Pick out and copy every line below that has the word "title".
>> start Data to use
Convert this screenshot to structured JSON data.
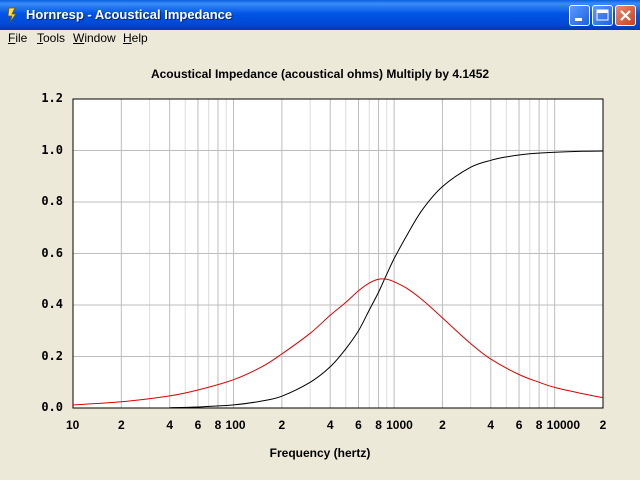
{
  "window": {
    "title": "Hornresp - Acoustical Impedance"
  },
  "menu": [
    {
      "label": "File",
      "key": "F",
      "rest": "ile"
    },
    {
      "label": "Tools",
      "key": "T",
      "rest": "ools"
    },
    {
      "label": "Window",
      "key": "W",
      "rest": "indow"
    },
    {
      "label": "Help",
      "key": "H",
      "rest": "elp"
    }
  ],
  "chart_data": {
    "type": "line",
    "title": "Acoustical Impedance (acoustical ohms)   Multiply by 4.1452",
    "xlabel": "Frequency (hertz)",
    "ylabel": "",
    "xscale": "log",
    "xlim": [
      10,
      20000
    ],
    "ylim": [
      0,
      1.2
    ],
    "y_ticks": [
      "0.0",
      "0.2",
      "0.4",
      "0.6",
      "0.8",
      "1.0",
      "1.2"
    ],
    "x_ticks": [
      {
        "value": 10,
        "label": "10"
      },
      {
        "value": 20,
        "label": "2"
      },
      {
        "value": 40,
        "label": "4"
      },
      {
        "value": 60,
        "label": "6"
      },
      {
        "value": 80,
        "label": "8"
      },
      {
        "value": 100,
        "label": "100"
      },
      {
        "value": 200,
        "label": "2"
      },
      {
        "value": 400,
        "label": "4"
      },
      {
        "value": 600,
        "label": "6"
      },
      {
        "value": 800,
        "label": "8"
      },
      {
        "value": 1000,
        "label": "1000"
      },
      {
        "value": 2000,
        "label": "2"
      },
      {
        "value": 4000,
        "label": "4"
      },
      {
        "value": 6000,
        "label": "6"
      },
      {
        "value": 8000,
        "label": "8"
      },
      {
        "value": 10000,
        "label": "10000"
      },
      {
        "value": 20000,
        "label": "2"
      }
    ],
    "grid": true,
    "series": [
      {
        "color": "#000000",
        "x": [
          40,
          60,
          100,
          150,
          200,
          300,
          400,
          500,
          600,
          700,
          800,
          900,
          1000,
          1200,
          1500,
          2000,
          3000,
          4000,
          5000,
          7000,
          10000,
          15000,
          20000
        ],
        "y": [
          0.001,
          0.004,
          0.012,
          0.027,
          0.046,
          0.1,
          0.16,
          0.23,
          0.3,
          0.38,
          0.45,
          0.52,
          0.58,
          0.67,
          0.77,
          0.86,
          0.935,
          0.962,
          0.975,
          0.987,
          0.993,
          0.997,
          0.998
        ]
      },
      {
        "color": "#e00000",
        "x": [
          10,
          20,
          40,
          60,
          100,
          150,
          200,
          300,
          400,
          500,
          600,
          700,
          800,
          900,
          1000,
          1200,
          1500,
          2000,
          3000,
          4000,
          6000,
          8000,
          10000,
          15000,
          20000
        ],
        "y": [
          0.012,
          0.024,
          0.047,
          0.07,
          0.11,
          0.16,
          0.21,
          0.29,
          0.36,
          0.41,
          0.455,
          0.485,
          0.5,
          0.5,
          0.49,
          0.465,
          0.42,
          0.35,
          0.25,
          0.19,
          0.13,
          0.1,
          0.08,
          0.055,
          0.04
        ]
      }
    ]
  }
}
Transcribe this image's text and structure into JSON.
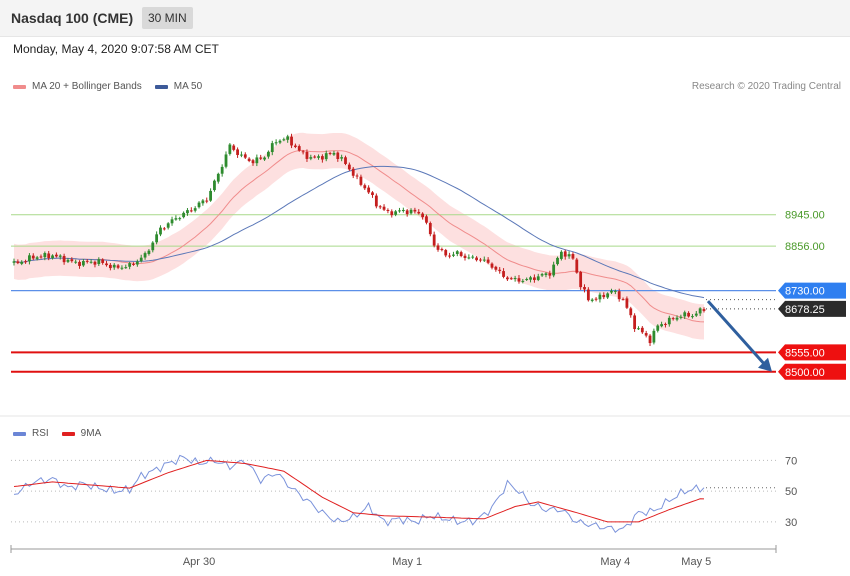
{
  "header": {
    "title": "Nasdaq 100 (CME)",
    "timeframe": "30 MIN"
  },
  "date_line": "Monday, May 4, 2020 9:07:58 AM CET",
  "legend_main": [
    {
      "label": "MA 20 + Bollinger Bands",
      "color": "#f08c8c"
    },
    {
      "label": "MA 50",
      "color": "#3d5a99"
    }
  ],
  "research": "Research © 2020 Trading Central",
  "legend_rsi": [
    {
      "label": "RSI",
      "color": "#6b86d6"
    },
    {
      "label": "9MA",
      "color": "#e02020"
    }
  ],
  "colors": {
    "up": "#2e8b2e",
    "down": "#c41e1e",
    "band_fill": "#fde0e0",
    "ma20": "#f08c8c",
    "ma50": "#5b78b8",
    "support": "#e01010",
    "pivot": "#5b8fe8",
    "resistance": "#a8d98a",
    "arrow": "#2f5f9e"
  },
  "chart_data": [
    {
      "type": "candlestick",
      "title": "Nasdaq 100 (CME) 30 MIN",
      "x_tick_labels": [
        "Apr 30",
        "May 1",
        "May 4",
        "May 5"
      ],
      "y_range": [
        8420,
        9270
      ],
      "levels": [
        {
          "value": 8945.0,
          "label": "8945.00",
          "kind": "resistance"
        },
        {
          "value": 8856.0,
          "label": "8856.00",
          "kind": "resistance"
        },
        {
          "value": 8730.0,
          "label": "8730.00",
          "kind": "pivot"
        },
        {
          "value": 8678.25,
          "label": "8678.25",
          "kind": "last"
        },
        {
          "value": 8555.0,
          "label": "8555.00",
          "kind": "support"
        },
        {
          "value": 8500.0,
          "label": "8500.00",
          "kind": "support"
        }
      ],
      "forecast_arrow": {
        "from": 8700,
        "to": 8500
      },
      "close_anchors": [
        [
          0,
          8805
        ],
        [
          5,
          8825
        ],
        [
          10,
          8830
        ],
        [
          16,
          8808
        ],
        [
          22,
          8812
        ],
        [
          26,
          8795
        ],
        [
          30,
          8800
        ],
        [
          34,
          8830
        ],
        [
          38,
          8905
        ],
        [
          42,
          8935
        ],
        [
          46,
          8960
        ],
        [
          50,
          8990
        ],
        [
          53,
          9060
        ],
        [
          56,
          9140
        ],
        [
          59,
          9110
        ],
        [
          62,
          9095
        ],
        [
          65,
          9110
        ],
        [
          68,
          9155
        ],
        [
          71,
          9160
        ],
        [
          74,
          9125
        ],
        [
          77,
          9105
        ],
        [
          80,
          9110
        ],
        [
          83,
          9120
        ],
        [
          86,
          9090
        ],
        [
          89,
          9045
        ],
        [
          92,
          9010
        ],
        [
          94,
          8975
        ],
        [
          97,
          8950
        ],
        [
          100,
          8955
        ],
        [
          103,
          8955
        ],
        [
          106,
          8945
        ],
        [
          109,
          8860
        ],
        [
          112,
          8830
        ],
        [
          115,
          8835
        ],
        [
          118,
          8822
        ],
        [
          121,
          8820
        ],
        [
          124,
          8800
        ],
        [
          127,
          8770
        ],
        [
          130,
          8760
        ],
        [
          133,
          8760
        ],
        [
          136,
          8770
        ],
        [
          139,
          8780
        ],
        [
          142,
          8840
        ],
        [
          145,
          8820
        ],
        [
          147,
          8745
        ],
        [
          149,
          8705
        ],
        [
          152,
          8710
        ],
        [
          155,
          8730
        ],
        [
          158,
          8705
        ],
        [
          161,
          8630
        ],
        [
          163,
          8610
        ],
        [
          165,
          8590
        ],
        [
          167,
          8630
        ],
        [
          170,
          8645
        ],
        [
          173,
          8660
        ],
        [
          176,
          8660
        ],
        [
          179,
          8678
        ]
      ],
      "bollinger_width": 50,
      "rsi": {
        "y_range": [
          15,
          80
        ],
        "ticks": [
          70,
          50,
          30
        ],
        "rsi_anchors": [
          [
            0,
            48
          ],
          [
            5,
            56
          ],
          [
            10,
            58
          ],
          [
            14,
            52
          ],
          [
            18,
            55
          ],
          [
            22,
            52
          ],
          [
            26,
            50
          ],
          [
            30,
            51
          ],
          [
            33,
            60
          ],
          [
            36,
            63
          ],
          [
            40,
            68
          ],
          [
            44,
            72
          ],
          [
            48,
            68
          ],
          [
            52,
            70
          ],
          [
            56,
            66
          ],
          [
            60,
            70
          ],
          [
            64,
            57
          ],
          [
            68,
            62
          ],
          [
            72,
            52
          ],
          [
            76,
            44
          ],
          [
            80,
            36
          ],
          [
            84,
            30
          ],
          [
            88,
            33
          ],
          [
            92,
            40
          ],
          [
            96,
            30
          ],
          [
            100,
            32
          ],
          [
            104,
            30
          ],
          [
            108,
            34
          ],
          [
            112,
            32
          ],
          [
            116,
            30
          ],
          [
            120,
            31
          ],
          [
            124,
            39
          ],
          [
            128,
            55
          ],
          [
            131,
            50
          ],
          [
            134,
            42
          ],
          [
            138,
            38
          ],
          [
            142,
            38
          ],
          [
            146,
            30
          ],
          [
            150,
            28
          ],
          [
            154,
            26
          ],
          [
            158,
            25
          ],
          [
            162,
            36
          ],
          [
            166,
            37
          ],
          [
            170,
            44
          ],
          [
            174,
            50
          ],
          [
            178,
            52
          ]
        ],
        "ma_anchors": [
          [
            0,
            53
          ],
          [
            10,
            56
          ],
          [
            20,
            54
          ],
          [
            30,
            52
          ],
          [
            40,
            62
          ],
          [
            50,
            70
          ],
          [
            60,
            68
          ],
          [
            70,
            63
          ],
          [
            80,
            46
          ],
          [
            88,
            36
          ],
          [
            96,
            34
          ],
          [
            110,
            33
          ],
          [
            122,
            32
          ],
          [
            130,
            40
          ],
          [
            136,
            43
          ],
          [
            146,
            36
          ],
          [
            154,
            30
          ],
          [
            162,
            30
          ],
          [
            170,
            38
          ],
          [
            178,
            45
          ]
        ]
      }
    }
  ]
}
>> end Data to use
**Final result**:
    "title": "Hornresp - Acoustical Impedance"
    "title": "Acoustical Impedance (acoustical ohms)   Multiply by 4.1452",
    "title": "Nasdaq 100 (CME)",
      "title": "Nasdaq 100 (CME) 30 MIN",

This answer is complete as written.